EXERCISE TASK:
Pull each line containing "Uses" out of the data and copy it.

* * * * * * * * *

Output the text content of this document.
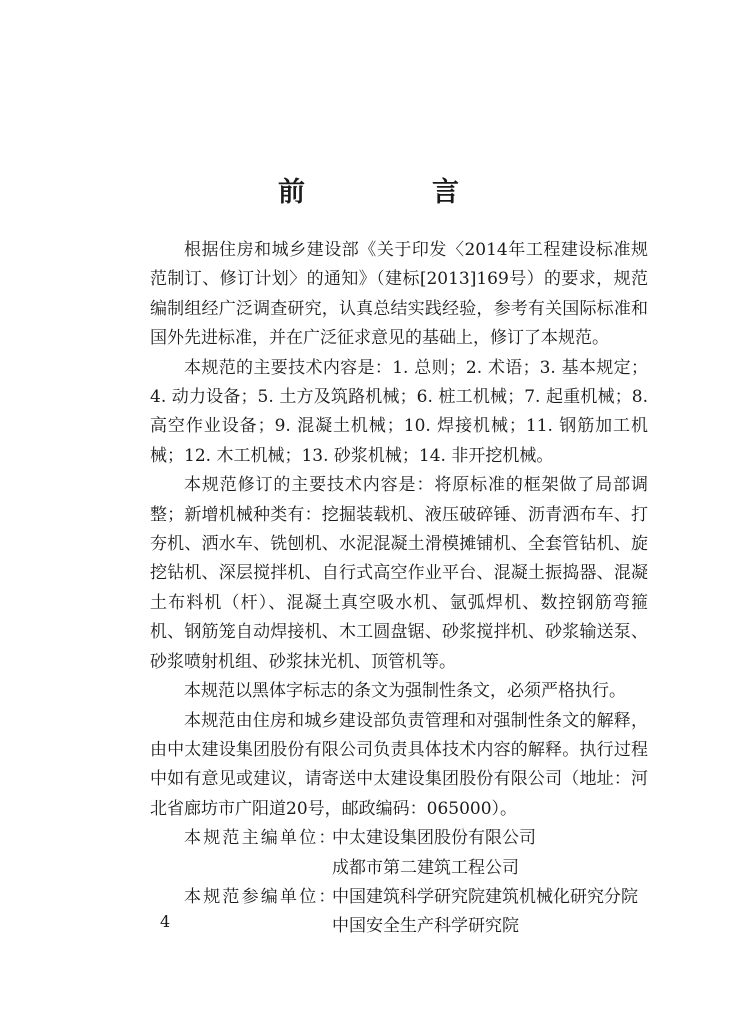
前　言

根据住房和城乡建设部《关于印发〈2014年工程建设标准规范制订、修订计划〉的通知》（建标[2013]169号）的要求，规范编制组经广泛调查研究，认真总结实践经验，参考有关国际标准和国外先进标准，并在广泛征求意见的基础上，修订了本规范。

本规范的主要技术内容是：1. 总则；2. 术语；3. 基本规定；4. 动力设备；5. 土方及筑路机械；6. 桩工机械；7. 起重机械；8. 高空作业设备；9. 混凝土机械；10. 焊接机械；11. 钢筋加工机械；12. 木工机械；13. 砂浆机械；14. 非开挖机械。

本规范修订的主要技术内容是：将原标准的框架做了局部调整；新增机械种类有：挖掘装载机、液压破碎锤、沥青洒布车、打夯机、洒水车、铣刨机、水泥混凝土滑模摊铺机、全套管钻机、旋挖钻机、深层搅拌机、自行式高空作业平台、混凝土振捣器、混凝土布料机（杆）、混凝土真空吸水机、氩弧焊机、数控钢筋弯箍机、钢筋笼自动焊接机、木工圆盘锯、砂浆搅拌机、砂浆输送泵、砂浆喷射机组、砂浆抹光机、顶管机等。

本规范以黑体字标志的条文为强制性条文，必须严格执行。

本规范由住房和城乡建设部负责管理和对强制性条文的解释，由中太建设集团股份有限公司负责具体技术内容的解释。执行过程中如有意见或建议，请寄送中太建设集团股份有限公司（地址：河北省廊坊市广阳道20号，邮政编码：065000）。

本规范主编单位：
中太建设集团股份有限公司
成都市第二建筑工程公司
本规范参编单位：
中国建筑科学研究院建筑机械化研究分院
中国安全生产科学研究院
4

* * * * * * * * *

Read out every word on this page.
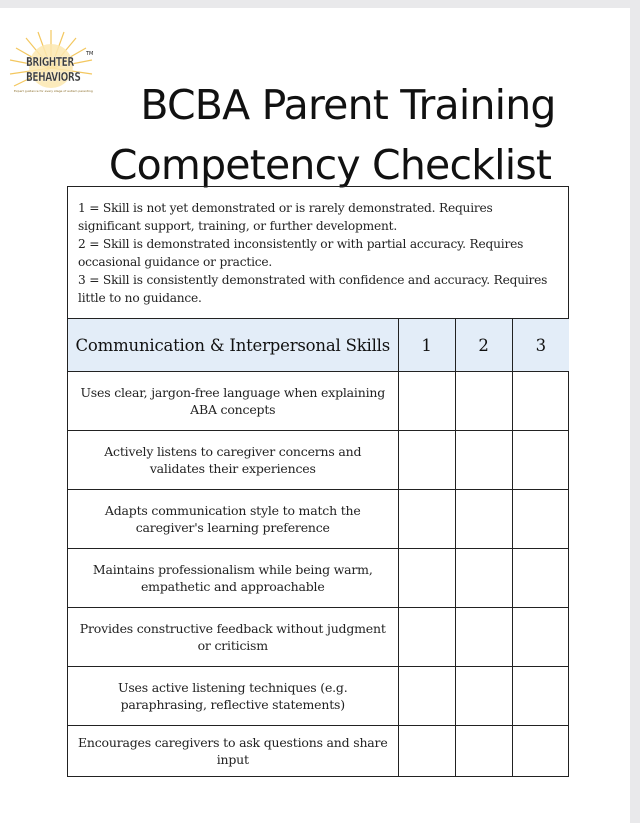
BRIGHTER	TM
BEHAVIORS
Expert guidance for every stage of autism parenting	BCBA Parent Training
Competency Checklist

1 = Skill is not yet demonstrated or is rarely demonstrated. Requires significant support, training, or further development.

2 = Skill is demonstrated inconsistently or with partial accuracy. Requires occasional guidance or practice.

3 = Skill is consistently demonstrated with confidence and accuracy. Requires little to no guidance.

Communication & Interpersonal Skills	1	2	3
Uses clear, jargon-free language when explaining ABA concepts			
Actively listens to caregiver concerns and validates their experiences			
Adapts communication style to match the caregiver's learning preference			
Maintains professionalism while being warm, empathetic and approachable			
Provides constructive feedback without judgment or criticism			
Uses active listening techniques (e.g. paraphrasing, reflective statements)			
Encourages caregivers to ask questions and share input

* * * * * * * * *

EXERCISE OUTPUT:
Uses clear, jargon-free language when explaining ABA concepts			
Uses active listening techniques (e.g. paraphrasing, reflective statements)			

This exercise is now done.